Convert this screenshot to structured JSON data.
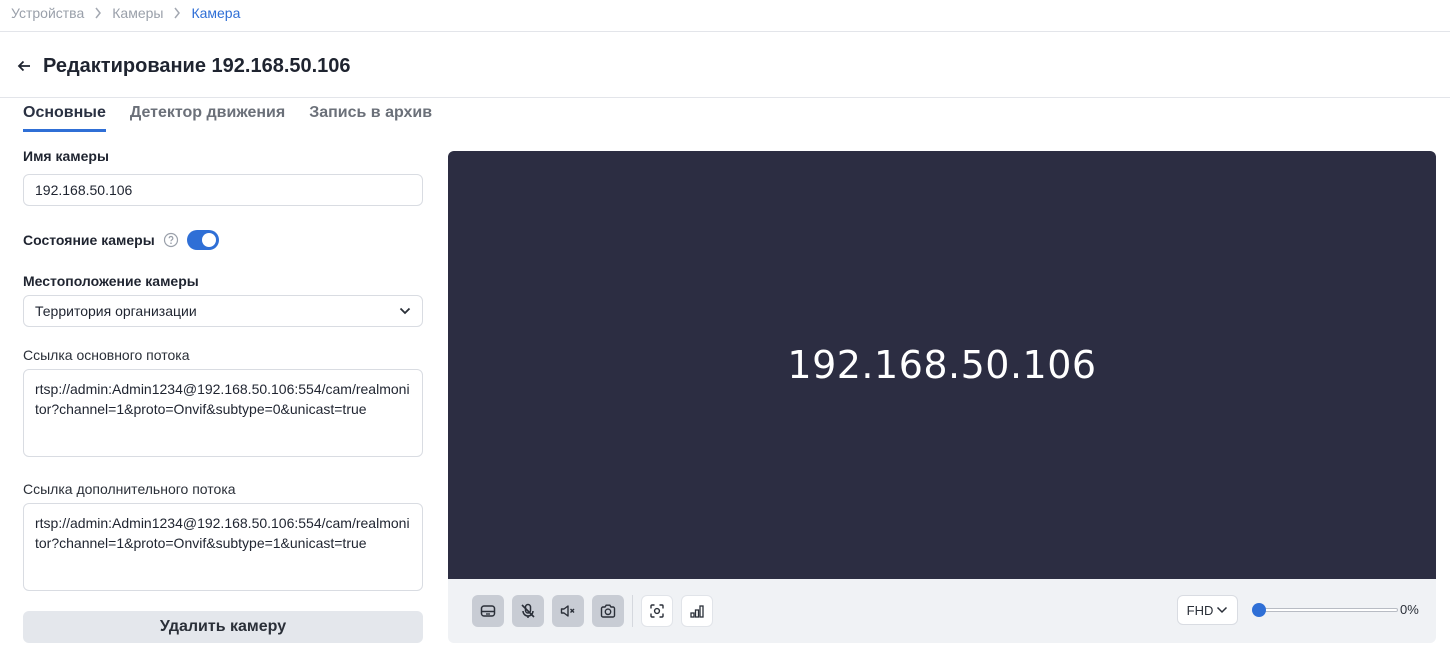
{
  "breadcrumb": {
    "items": [
      "Устройства",
      "Камеры",
      "Камера"
    ]
  },
  "header": {
    "title": "Редактирование 192.168.50.106"
  },
  "tabs": [
    {
      "label": "Основные",
      "active": true
    },
    {
      "label": "Детектор движения",
      "active": false
    },
    {
      "label": "Запись в архив",
      "active": false
    }
  ],
  "form": {
    "camera_name_label": "Имя камеры",
    "camera_name_value": "192.168.50.106",
    "camera_state_label": "Состояние камеры",
    "camera_state_on": true,
    "location_label": "Местоположение камеры",
    "location_value": "Территория организации",
    "main_stream_label": "Ссылка основного потока",
    "main_stream_value": "rtsp://admin:Admin1234@192.168.50.106:554/cam/realmonitor?channel=1&proto=Onvif&subtype=0&unicast=true",
    "sub_stream_label": "Ссылка дополнительного потока",
    "sub_stream_value": "rtsp://admin:Admin1234@192.168.50.106:554/cam/realmonitor?channel=1&proto=Onvif&subtype=1&unicast=true",
    "delete_label": "Удалить камеру"
  },
  "player": {
    "video_label": "192.168.50.106",
    "quality": "FHD",
    "zoom_percent": 0,
    "zoom_label": "0%",
    "controls": [
      "archive-icon",
      "mic-off-icon",
      "speaker-muted-icon",
      "snapshot-icon",
      "focus-icon",
      "signal-icon"
    ]
  },
  "colors": {
    "accent": "#2f6fd6",
    "video_bg": "#2c2d42",
    "control_bar_bg": "#f0f2f5"
  }
}
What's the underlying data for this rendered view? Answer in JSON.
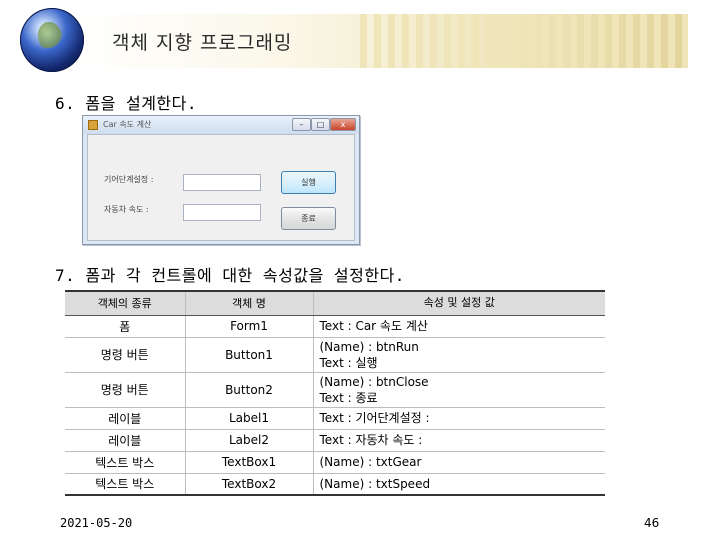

◆ The request ◆
Transcribe each line above verbatim, with the pictures left out.

◆ Exercise output ◆
Convert this screenshot to structured JSON data.
{
  "breadcrumb": {
    "items": [
      "Устройства",
      "Камеры",
      "Камера"
    ]
  },
  "header": {
    "title": "Редактирование 192.168.50.106"
  },
  "tabs": [
    {
      "label": "Основные",
      "active": true
    },
    {
      "label": "Детектор движения",
      "active": false
    },
    {
      "label": "Запись в архив",
      "active": false
    }
  ],
  "form": {
    "camera_name_label": "Имя камеры",
    "camera_name_value": "192.168.50.106",
    "camera_state_label": "Состояние камеры",
    "camera_state_on": true,
    "location_label": "Местоположение камеры",
    "location_value": "Территория организации",
    "main_stream_label": "Ссылка основного потока",
    "main_stream_value": "rtsp://admin:Admin1234@192.168.50.106:554/cam/realmonitor?channel=1&proto=Onvif&subtype=0&unicast=true",
    "sub_stream_label": "Ссылка дополнительного потока",
    "sub_stream_value": "rtsp://admin:Admin1234@192.168.50.106:554/cam/realmonitor?channel=1&proto=Onvif&subtype=1&unicast=true",
    "delete_label": "Удалить камеру"
  },
  "player": {
    "video_label": "192.168.50.106",
    "quality": "FHD",
    "zoom_percent": 0,
    "zoom_label": "0%",
    "controls": [
      "archive-icon",
      "mic-off-icon",
      "speaker-muted-icon",
      "snapshot-icon",
      "focus-icon",
      "signal-icon"
    ]
  },
  "colors": {
    "accent": "#2f6fd6",
    "video_bg": "#2c2d42",
    "control_bar_bg": "#f0f2f5"
  }
}
What's the underlying data for this rendered view? Answer in JSON.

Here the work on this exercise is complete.